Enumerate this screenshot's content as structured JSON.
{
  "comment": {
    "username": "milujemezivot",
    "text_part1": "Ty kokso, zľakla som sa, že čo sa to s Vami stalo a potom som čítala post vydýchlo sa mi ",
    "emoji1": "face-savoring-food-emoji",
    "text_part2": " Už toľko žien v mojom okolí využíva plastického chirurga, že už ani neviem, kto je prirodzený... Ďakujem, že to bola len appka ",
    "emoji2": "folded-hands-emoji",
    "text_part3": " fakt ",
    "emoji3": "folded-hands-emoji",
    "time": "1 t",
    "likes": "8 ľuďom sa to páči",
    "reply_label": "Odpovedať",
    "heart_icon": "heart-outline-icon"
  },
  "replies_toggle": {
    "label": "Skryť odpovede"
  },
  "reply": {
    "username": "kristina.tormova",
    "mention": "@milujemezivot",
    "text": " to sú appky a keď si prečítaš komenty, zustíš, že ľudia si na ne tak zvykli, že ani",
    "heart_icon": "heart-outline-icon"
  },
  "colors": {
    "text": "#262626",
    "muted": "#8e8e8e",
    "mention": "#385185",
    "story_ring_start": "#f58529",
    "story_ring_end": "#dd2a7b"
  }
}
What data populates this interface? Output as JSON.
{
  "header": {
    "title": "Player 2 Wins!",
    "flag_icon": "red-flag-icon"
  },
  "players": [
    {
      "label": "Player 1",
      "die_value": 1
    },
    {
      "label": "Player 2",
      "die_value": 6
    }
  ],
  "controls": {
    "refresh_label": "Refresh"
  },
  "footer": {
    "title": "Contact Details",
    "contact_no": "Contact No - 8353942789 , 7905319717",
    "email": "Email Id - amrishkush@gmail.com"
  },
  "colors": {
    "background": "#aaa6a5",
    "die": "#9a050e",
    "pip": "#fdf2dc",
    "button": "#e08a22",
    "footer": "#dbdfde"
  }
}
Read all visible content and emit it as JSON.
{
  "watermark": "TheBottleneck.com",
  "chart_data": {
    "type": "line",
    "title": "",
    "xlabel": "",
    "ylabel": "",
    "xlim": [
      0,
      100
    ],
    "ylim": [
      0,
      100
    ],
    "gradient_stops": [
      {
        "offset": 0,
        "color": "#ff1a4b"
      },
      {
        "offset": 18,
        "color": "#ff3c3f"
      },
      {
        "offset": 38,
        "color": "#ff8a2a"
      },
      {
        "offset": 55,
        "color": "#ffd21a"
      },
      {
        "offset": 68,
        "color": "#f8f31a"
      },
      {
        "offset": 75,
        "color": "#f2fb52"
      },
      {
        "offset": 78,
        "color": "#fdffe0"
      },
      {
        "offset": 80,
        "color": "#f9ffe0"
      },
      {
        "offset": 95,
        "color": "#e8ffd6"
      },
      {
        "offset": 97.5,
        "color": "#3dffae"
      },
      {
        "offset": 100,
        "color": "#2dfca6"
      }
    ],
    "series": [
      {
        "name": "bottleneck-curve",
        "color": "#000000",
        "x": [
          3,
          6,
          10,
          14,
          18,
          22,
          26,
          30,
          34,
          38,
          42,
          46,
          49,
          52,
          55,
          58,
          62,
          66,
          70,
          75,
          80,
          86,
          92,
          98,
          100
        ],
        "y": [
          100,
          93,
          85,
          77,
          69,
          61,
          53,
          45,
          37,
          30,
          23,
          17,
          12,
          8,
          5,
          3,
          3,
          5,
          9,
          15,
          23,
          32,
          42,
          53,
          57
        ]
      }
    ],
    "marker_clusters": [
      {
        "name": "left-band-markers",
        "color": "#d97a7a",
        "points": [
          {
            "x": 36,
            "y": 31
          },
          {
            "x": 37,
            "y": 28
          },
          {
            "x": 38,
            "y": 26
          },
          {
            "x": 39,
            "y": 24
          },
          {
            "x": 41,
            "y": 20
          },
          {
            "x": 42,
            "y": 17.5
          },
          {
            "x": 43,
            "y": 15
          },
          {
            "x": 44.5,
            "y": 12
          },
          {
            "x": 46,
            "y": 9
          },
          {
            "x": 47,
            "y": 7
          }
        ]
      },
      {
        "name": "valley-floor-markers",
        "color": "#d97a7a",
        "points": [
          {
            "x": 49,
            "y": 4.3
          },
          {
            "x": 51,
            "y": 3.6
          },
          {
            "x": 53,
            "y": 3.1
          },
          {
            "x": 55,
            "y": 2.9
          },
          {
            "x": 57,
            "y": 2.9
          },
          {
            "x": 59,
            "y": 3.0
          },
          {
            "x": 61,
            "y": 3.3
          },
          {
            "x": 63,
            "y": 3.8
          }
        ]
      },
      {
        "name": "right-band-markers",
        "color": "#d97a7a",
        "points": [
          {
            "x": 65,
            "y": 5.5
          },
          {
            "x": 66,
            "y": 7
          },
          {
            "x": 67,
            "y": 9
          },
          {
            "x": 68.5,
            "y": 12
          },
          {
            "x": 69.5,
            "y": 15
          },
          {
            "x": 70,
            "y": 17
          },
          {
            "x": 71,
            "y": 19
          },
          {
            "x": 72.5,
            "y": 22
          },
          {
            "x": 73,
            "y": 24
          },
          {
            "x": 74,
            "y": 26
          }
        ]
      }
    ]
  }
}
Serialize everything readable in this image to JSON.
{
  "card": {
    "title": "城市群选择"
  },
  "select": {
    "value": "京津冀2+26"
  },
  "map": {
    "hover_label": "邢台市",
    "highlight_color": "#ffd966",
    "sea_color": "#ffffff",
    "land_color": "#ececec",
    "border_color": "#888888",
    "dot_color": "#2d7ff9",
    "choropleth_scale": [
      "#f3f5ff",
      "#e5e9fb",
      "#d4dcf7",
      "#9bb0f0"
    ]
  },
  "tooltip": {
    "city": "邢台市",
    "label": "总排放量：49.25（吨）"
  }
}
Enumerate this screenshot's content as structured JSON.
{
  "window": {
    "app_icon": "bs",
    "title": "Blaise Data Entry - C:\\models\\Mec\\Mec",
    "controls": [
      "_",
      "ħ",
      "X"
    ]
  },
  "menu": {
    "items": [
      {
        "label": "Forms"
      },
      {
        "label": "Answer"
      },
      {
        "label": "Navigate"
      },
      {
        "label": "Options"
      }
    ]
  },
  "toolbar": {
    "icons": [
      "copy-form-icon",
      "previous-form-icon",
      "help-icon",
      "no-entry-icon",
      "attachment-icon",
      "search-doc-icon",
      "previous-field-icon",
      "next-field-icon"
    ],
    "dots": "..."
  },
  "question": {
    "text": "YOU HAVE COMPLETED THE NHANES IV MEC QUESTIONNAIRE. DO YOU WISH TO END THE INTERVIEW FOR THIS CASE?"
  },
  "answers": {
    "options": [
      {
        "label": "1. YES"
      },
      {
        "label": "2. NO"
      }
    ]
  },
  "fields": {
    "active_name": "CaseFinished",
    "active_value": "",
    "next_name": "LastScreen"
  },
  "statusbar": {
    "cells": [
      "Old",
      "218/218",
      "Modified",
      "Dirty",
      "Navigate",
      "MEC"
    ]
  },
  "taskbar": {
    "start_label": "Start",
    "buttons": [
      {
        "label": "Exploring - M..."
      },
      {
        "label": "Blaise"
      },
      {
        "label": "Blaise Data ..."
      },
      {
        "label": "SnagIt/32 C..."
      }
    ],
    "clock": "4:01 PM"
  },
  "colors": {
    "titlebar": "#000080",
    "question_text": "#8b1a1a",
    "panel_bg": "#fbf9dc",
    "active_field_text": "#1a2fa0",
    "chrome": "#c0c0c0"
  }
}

^^^^^^^^

→ Directions:
Copy all the records above exactly, missing none.

→ Response to the exercise:
Enumerate this screenshot's content as structured JSON.
{
  "comment": {
    "username": "milujemezivot",
    "text_part1": "Ty kokso, zľakla som sa, že čo sa to s Vami stalo a potom som čítala post vydýchlo sa mi ",
    "emoji1": "face-savoring-food-emoji",
    "text_part2": " Už toľko žien v mojom okolí využíva plastického chirurga, že už ani neviem, kto je prirodzený... Ďakujem, že to bola len appka ",
    "emoji2": "folded-hands-emoji",
    "text_part3": " fakt ",
    "emoji3": "folded-hands-emoji",
    "time": "1 t",
    "likes": "8 ľuďom sa to páči",
    "reply_label": "Odpovedať",
    "heart_icon": "heart-outline-icon"
  },
  "replies_toggle": {
    "label": "Skryť odpovede"
  },
  "reply": {
    "username": "kristina.tormova",
    "mention": "@milujemezivot",
    "text": " to sú appky a keď si prečítaš komenty, zustíš, že ľudia si na ne tak zvykli, že ani",
    "heart_icon": "heart-outline-icon"
  },
  "colors": {
    "text": "#262626",
    "muted": "#8e8e8e",
    "mention": "#385185",
    "story_ring_start": "#f58529",
    "story_ring_end": "#dd2a7b"
  }
}
What data populates this interface? Output as JSON.
{
  "header": {
    "title": "Player 2 Wins!",
    "flag_icon": "red-flag-icon"
  },
  "players": [
    {
      "label": "Player 1",
      "die_value": 1
    },
    {
      "label": "Player 2",
      "die_value": 6
    }
  ],
  "controls": {
    "refresh_label": "Refresh"
  },
  "footer": {
    "title": "Contact Details",
    "contact_no": "Contact No - 8353942789 , 7905319717",
    "email": "Email Id - amrishkush@gmail.com"
  },
  "colors": {
    "background": "#aaa6a5",
    "die": "#9a050e",
    "pip": "#fdf2dc",
    "button": "#e08a22",
    "footer": "#dbdfde"
  }
}
Read all visible content and emit it as JSON.
{
  "watermark": "TheBottleneck.com",
  "chart_data": {
    "type": "line",
    "title": "",
    "xlabel": "",
    "ylabel": "",
    "xlim": [
      0,
      100
    ],
    "ylim": [
      0,
      100
    ],
    "gradient_stops": [
      {
        "offset": 0,
        "color": "#ff1a4b"
      },
      {
        "offset": 18,
        "color": "#ff3c3f"
      },
      {
        "offset": 38,
        "color": "#ff8a2a"
      },
      {
        "offset": 55,
        "color": "#ffd21a"
      },
      {
        "offset": 68,
        "color": "#f8f31a"
      },
      {
        "offset": 75,
        "color": "#f2fb52"
      },
      {
        "offset": 78,
        "color": "#fdffe0"
      },
      {
        "offset": 80,
        "color": "#f9ffe0"
      },
      {
        "offset": 95,
        "color": "#e8ffd6"
      },
      {
        "offset": 97.5,
        "color": "#3dffae"
      },
      {
        "offset": 100,
        "color": "#2dfca6"
      }
    ],
    "series": [
      {
        "name": "bottleneck-curve",
        "color": "#000000",
        "x": [
          3,
          6,
          10,
          14,
          18,
          22,
          26,
          30,
          34,
          38,
          42,
          46,
          49,
          52,
          55,
          58,
          62,
          66,
          70,
          75,
          80,
          86,
          92,
          98,
          100
        ],
        "y": [
          100,
          93,
          85,
          77,
          69,
          61,
          53,
          45,
          37,
          30,
          23,
          17,
          12,
          8,
          5,
          3,
          3,
          5,
          9,
          15,
          23,
          32,
          42,
          53,
          57
        ]
      }
    ],
    "marker_clusters": [
      {
        "name": "left-band-markers",
        "color": "#d97a7a",
        "points": [
          {
            "x": 36,
            "y": 31
          },
          {
            "x": 37,
            "y": 28
          },
          {
            "x": 38,
            "y": 26
          },
          {
            "x": 39,
            "y": 24
          },
          {
            "x": 41,
            "y": 20
          },
          {
            "x": 42,
            "y": 17.5
          },
          {
            "x": 43,
            "y": 15
          },
          {
            "x": 44.5,
            "y": 12
          },
          {
            "x": 46,
            "y": 9
          },
          {
            "x": 47,
            "y": 7
          }
        ]
      },
      {
        "name": "valley-floor-markers",
        "color": "#d97a7a",
        "points": [
          {
            "x": 49,
            "y": 4.3
          },
          {
            "x": 51,
            "y": 3.6
          },
          {
            "x": 53,
            "y": 3.1
          },
          {
            "x": 55,
            "y": 2.9
          },
          {
            "x": 57,
            "y": 2.9
          },
          {
            "x": 59,
            "y": 3.0
          },
          {
            "x": 61,
            "y": 3.3
          },
          {
            "x": 63,
            "y": 3.8
          }
        ]
      },
      {
        "name": "right-band-markers",
        "color": "#d97a7a",
        "points": [
          {
            "x": 65,
            "y": 5.5
          },
          {
            "x": 66,
            "y": 7
          },
          {
            "x": 67,
            "y": 9
          },
          {
            "x": 68.5,
            "y": 12
          },
          {
            "x": 69.5,
            "y": 15
          },
          {
            "x": 70,
            "y": 17
          },
          {
            "x": 71,
            "y": 19
          },
          {
            "x": 72.5,
            "y": 22
          },
          {
            "x": 73,
            "y": 24
          },
          {
            "x": 74,
            "y": 26
          }
        ]
      }
    ]
  }
}
Serialize everything readable in this image to JSON.
{
  "card": {
    "title": "城市群选择"
  },
  "select": {
    "value": "京津冀2+26"
  },
  "map": {
    "hover_label": "邢台市",
    "highlight_color": "#ffd966",
    "sea_color": "#ffffff",
    "land_color": "#ececec",
    "border_color": "#888888",
    "dot_color": "#2d7ff9",
    "choropleth_scale": [
      "#f3f5ff",
      "#e5e9fb",
      "#d4dcf7",
      "#9bb0f0"
    ]
  },
  "tooltip": {
    "city": "邢台市",
    "label": "总排放量：49.25（吨）"
  }
}
Enumerate this screenshot's content as structured JSON.
{
  "window": {
    "app_icon": "bs",
    "title": "Blaise Data Entry - C:\\models\\Mec\\Mec",
    "controls": [
      "_",
      "ħ",
      "X"
    ]
  },
  "menu": {
    "items": [
      {
        "label": "Forms"
      },
      {
        "label": "Answer"
      },
      {
        "label": "Navigate"
      },
      {
        "label": "Options"
      }
    ]
  },
  "toolbar": {
    "icons": [
      "copy-form-icon",
      "previous-form-icon",
      "help-icon",
      "no-entry-icon",
      "attachment-icon",
      "search-doc-icon",
      "previous-field-icon",
      "next-field-icon"
    ],
    "dots": "..."
  },
  "question": {
    "text": "YOU HAVE COMPLETED THE NHANES IV MEC QUESTIONNAIRE. DO YOU WISH TO END THE INTERVIEW FOR THIS CASE?"
  },
  "answers": {
    "options": [
      {
        "label": "1. YES"
      },
      {
        "label": "2. NO"
      }
    ]
  },
  "fields": {
    "active_name": "CaseFinished",
    "active_value": "",
    "next_name": "LastScreen"
  },
  "statusbar": {
    "cells": [
      "Old",
      "218/218",
      "Modified",
      "Dirty",
      "Navigate",
      "MEC"
    ]
  },
  "taskbar": {
    "start_label": "Start",
    "buttons": [
      {
        "label": "Exploring - M..."
      },
      {
        "label": "Blaise"
      },
      {
        "label": "Blaise Data ..."
      },
      {
        "label": "SnagIt/32 C..."
      }
    ],
    "clock": "4:01 PM"
  },
  "colors": {
    "titlebar": "#000080",
    "question_text": "#8b1a1a",
    "panel_bg": "#fbf9dc",
    "active_field_text": "#1a2fa0",
    "chrome": "#c0c0c0"
  }
}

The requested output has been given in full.